Reproduce every line of the listing below verbatim, omitting the picture.

-- begin Excerpted records --

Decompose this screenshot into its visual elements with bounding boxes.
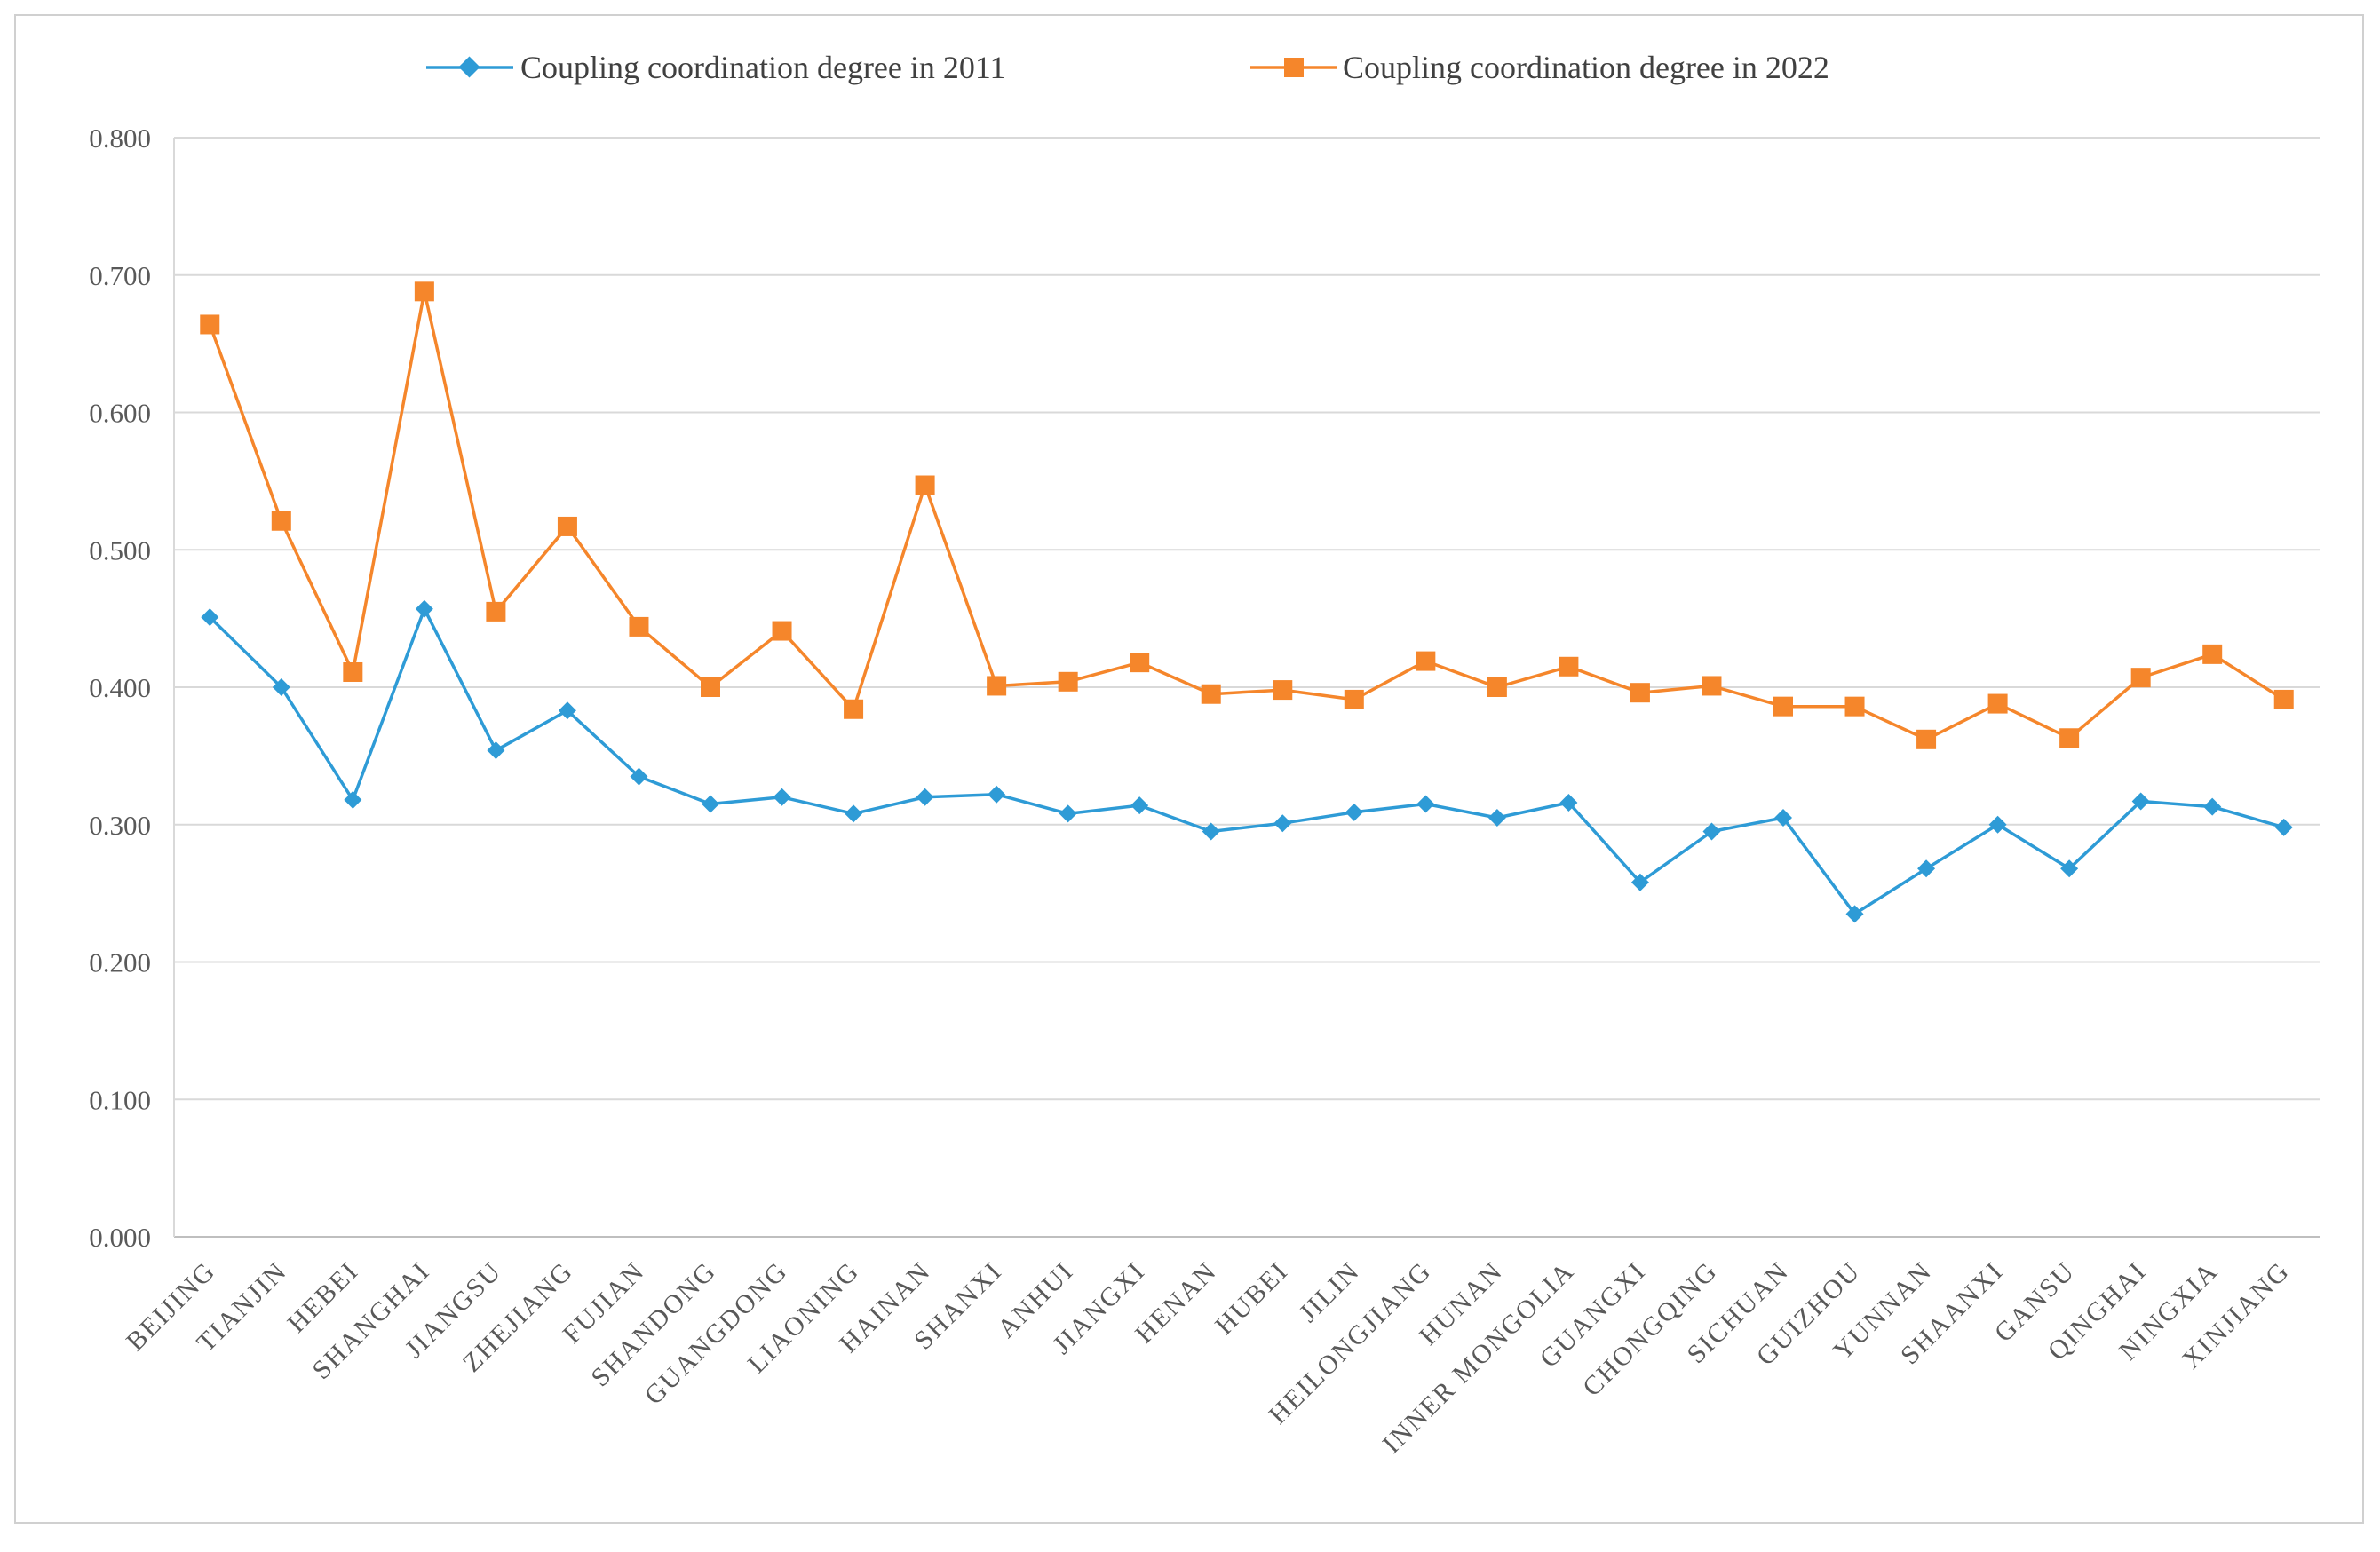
point-2011 xyxy=(988,785,1006,804)
point-2011 xyxy=(1273,814,1292,833)
y-tick-label: 0.500 xyxy=(89,534,151,566)
point-2022 xyxy=(1773,696,1793,717)
point-2011 xyxy=(1774,809,1792,827)
point-2011 xyxy=(773,788,791,806)
legend-label-2011: Coupling coordination degree in 2011 xyxy=(520,50,1006,85)
point-2022 xyxy=(1916,729,1937,749)
point-2011 xyxy=(1202,822,1220,841)
legend-marker-2011 xyxy=(458,56,480,78)
point-2022 xyxy=(1058,671,1078,692)
series-lines xyxy=(208,289,2285,916)
point-2011 xyxy=(1988,815,2007,834)
point-2022 xyxy=(844,699,864,719)
y-tick-label: 0.700 xyxy=(89,260,151,291)
point-2011 xyxy=(558,701,576,720)
legend-entry-2022: Coupling coordination degree in 2022 xyxy=(1250,50,1829,85)
y-tick-label: 0.100 xyxy=(89,1084,151,1115)
point-2022 xyxy=(1559,656,1579,677)
x-tick-label: HUBEI xyxy=(1210,1256,1294,1341)
point-2022 xyxy=(1416,651,1436,671)
point-2011 xyxy=(487,741,505,760)
y-tick-label: 0.000 xyxy=(89,1222,151,1253)
point-2011 xyxy=(1845,905,1864,923)
point-2011 xyxy=(1917,859,1936,878)
point-2022 xyxy=(1344,689,1364,709)
point-2022 xyxy=(1201,684,1221,704)
y-tick-label: 0.800 xyxy=(89,123,151,154)
point-2011 xyxy=(2131,792,2150,811)
point-2011 xyxy=(916,788,934,806)
point-2011 xyxy=(201,608,219,627)
point-2022 xyxy=(1630,683,1650,703)
point-2022 xyxy=(1273,680,1293,701)
point-2011 xyxy=(1416,795,1435,813)
point-2022 xyxy=(343,661,363,682)
y-tick-label: 0.200 xyxy=(89,947,151,978)
point-2011 xyxy=(702,795,719,813)
point-2022 xyxy=(486,601,506,622)
point-2011 xyxy=(344,790,362,809)
point-2022 xyxy=(1702,676,1722,696)
legend: Coupling coordination degree in 2011 Cou… xyxy=(426,50,1829,85)
x-tick-label: SHANDONG xyxy=(585,1256,722,1393)
point-2022 xyxy=(2202,644,2223,664)
point-2022 xyxy=(1487,677,1507,697)
series-line-0 xyxy=(209,607,2285,916)
point-2011 xyxy=(1559,793,1578,812)
chart-frame xyxy=(14,14,2364,1524)
legend-marker-2022 xyxy=(1284,58,1304,77)
x-axis: BEIJINGTIANJINHEBEISHANGHAIJIANGSUZHEJIA… xyxy=(121,1256,2296,1460)
series-line-1 xyxy=(208,289,2285,741)
y-tick-label: 0.400 xyxy=(89,672,151,703)
point-2011 xyxy=(415,599,433,618)
point-2022 xyxy=(414,281,434,302)
point-2011 xyxy=(845,804,863,823)
point-2011 xyxy=(1488,809,1506,827)
point-2011 xyxy=(630,767,648,786)
point-2022 xyxy=(987,676,1007,696)
point-2022 xyxy=(1844,696,1865,717)
series-markers xyxy=(200,281,2294,923)
gridlines xyxy=(173,137,2320,1238)
y-tick-label: 0.600 xyxy=(89,398,151,429)
legend-entry-2011: Coupling coordination degree in 2011 xyxy=(426,50,1006,85)
point-2022 xyxy=(915,475,935,495)
point-2022 xyxy=(772,621,792,641)
point-2011 xyxy=(1059,804,1077,823)
point-2022 xyxy=(557,516,577,536)
point-2011 xyxy=(1345,803,1363,821)
point-2022 xyxy=(1987,693,2008,714)
point-2022 xyxy=(701,677,720,697)
point-2011 xyxy=(1702,822,1721,841)
point-2011 xyxy=(272,678,290,696)
point-2011 xyxy=(2274,818,2293,836)
legend-label-2022: Coupling coordination degree in 2022 xyxy=(1343,50,1829,85)
point-2011 xyxy=(2060,859,2079,878)
point-2022 xyxy=(629,616,649,637)
point-2022 xyxy=(2130,668,2151,688)
y-tick-label: 0.300 xyxy=(89,810,151,841)
point-2011 xyxy=(1630,873,1649,891)
point-2011 xyxy=(2203,797,2222,816)
point-2022 xyxy=(2273,689,2294,709)
point-2022 xyxy=(1130,653,1150,673)
point-2022 xyxy=(2059,728,2080,748)
point-2011 xyxy=(1130,796,1149,815)
y-axis: 0.000 0.100 0.200 0.300 0.400 0.500 0.600 0.700… xyxy=(89,123,151,1253)
point-2022 xyxy=(200,314,220,335)
point-2022 xyxy=(271,511,291,531)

-- end Excerpted records --

§ **Written answer**:
Decompose this screenshot into its visual elements with bounding boxes.
point-2011 xyxy=(988,785,1006,804)
point-2011 xyxy=(1273,814,1292,833)
y-tick-label: 0.500 xyxy=(89,534,151,566)
point-2022 xyxy=(1773,696,1793,717)
point-2011 xyxy=(1774,809,1792,827)
point-2011 xyxy=(773,788,791,806)
legend-label-2011: Coupling coordination degree in 2011 xyxy=(520,50,1006,85)
point-2022 xyxy=(1916,729,1937,749)
point-2011 xyxy=(1202,822,1220,841)
legend-marker-2011 xyxy=(458,56,480,78)
point-2022 xyxy=(1058,671,1078,692)
series-lines xyxy=(208,289,2285,916)
point-2011 xyxy=(1988,815,2007,834)
point-2022 xyxy=(844,699,864,719)
y-tick-label: 0.700 xyxy=(89,260,151,291)
point-2011 xyxy=(558,701,576,720)
legend-entry-2022: Coupling coordination degree in 2022 xyxy=(1250,50,1829,85)
y-tick-label: 0.100 xyxy=(89,1084,151,1115)
point-2022 xyxy=(1559,656,1579,677)
x-tick-label: HUBEI xyxy=(1210,1256,1294,1341)
point-2022 xyxy=(1416,651,1436,671)
point-2011 xyxy=(487,741,505,760)
y-tick-label: 0.000 xyxy=(89,1222,151,1253)
point-2011 xyxy=(1845,905,1864,923)
point-2011 xyxy=(1917,859,1936,878)
point-2022 xyxy=(1344,689,1364,709)
point-2022 xyxy=(1201,684,1221,704)
y-tick-label: 0.800 xyxy=(89,123,151,154)
point-2011 xyxy=(2131,792,2150,811)
point-2011 xyxy=(916,788,934,806)
point-2011 xyxy=(201,608,219,627)
point-2022 xyxy=(1630,683,1650,703)
point-2022 xyxy=(1273,680,1293,701)
point-2011 xyxy=(1416,795,1435,813)
point-2022 xyxy=(343,661,363,682)
y-tick-label: 0.200 xyxy=(89,947,151,978)
point-2011 xyxy=(702,795,719,813)
point-2022 xyxy=(486,601,506,622)
point-2011 xyxy=(344,790,362,809)
point-2022 xyxy=(1702,676,1722,696)
legend: Coupling coordination degree in 2011 Cou… xyxy=(426,50,1829,85)
x-tick-label: SHANDONG xyxy=(585,1256,722,1393)
point-2022 xyxy=(2202,644,2223,664)
point-2022 xyxy=(1487,677,1507,697)
series-line-0 xyxy=(209,607,2285,916)
point-2011 xyxy=(1559,793,1578,812)
chart-frame xyxy=(14,14,2364,1524)
legend-marker-2022 xyxy=(1284,58,1304,77)
x-axis: BEIJINGTIANJINHEBEISHANGHAIJIANGSUZHEJIA… xyxy=(121,1256,2296,1460)
series-line-1 xyxy=(208,289,2285,741)
y-tick-label: 0.400 xyxy=(89,672,151,703)
point-2011 xyxy=(415,599,433,618)
point-2022 xyxy=(414,281,434,302)
point-2011 xyxy=(845,804,863,823)
point-2011 xyxy=(1488,809,1506,827)
point-2011 xyxy=(630,767,648,786)
point-2022 xyxy=(987,676,1007,696)
point-2022 xyxy=(1844,696,1865,717)
series-markers xyxy=(200,281,2294,923)
gridlines xyxy=(173,137,2320,1238)
y-tick-label: 0.600 xyxy=(89,398,151,429)
legend-entry-2011: Coupling coordination degree in 2011 xyxy=(426,50,1006,85)
point-2022 xyxy=(915,475,935,495)
point-2022 xyxy=(772,621,792,641)
point-2011 xyxy=(1059,804,1077,823)
point-2022 xyxy=(557,516,577,536)
point-2011 xyxy=(1345,803,1363,821)
point-2022 xyxy=(1987,693,2008,714)
point-2022 xyxy=(701,677,720,697)
point-2011 xyxy=(1702,822,1721,841)
point-2011 xyxy=(272,678,290,696)
point-2011 xyxy=(2274,818,2293,836)
legend-label-2022: Coupling coordination degree in 2022 xyxy=(1343,50,1829,85)
point-2011 xyxy=(2060,859,2079,878)
point-2022 xyxy=(629,616,649,637)
point-2022 xyxy=(2130,668,2151,688)
y-tick-label: 0.300 xyxy=(89,810,151,841)
point-2011 xyxy=(1630,873,1649,891)
point-2011 xyxy=(2203,797,2222,816)
point-2022 xyxy=(2273,689,2294,709)
point-2022 xyxy=(1130,653,1150,673)
point-2022 xyxy=(2059,728,2080,748)
point-2011 xyxy=(1130,796,1149,815)
y-axis: 0.000 0.100 0.200 0.300 0.400 0.500 0.600 0.700… xyxy=(89,123,151,1253)
point-2022 xyxy=(200,314,220,335)
point-2022 xyxy=(271,511,291,531)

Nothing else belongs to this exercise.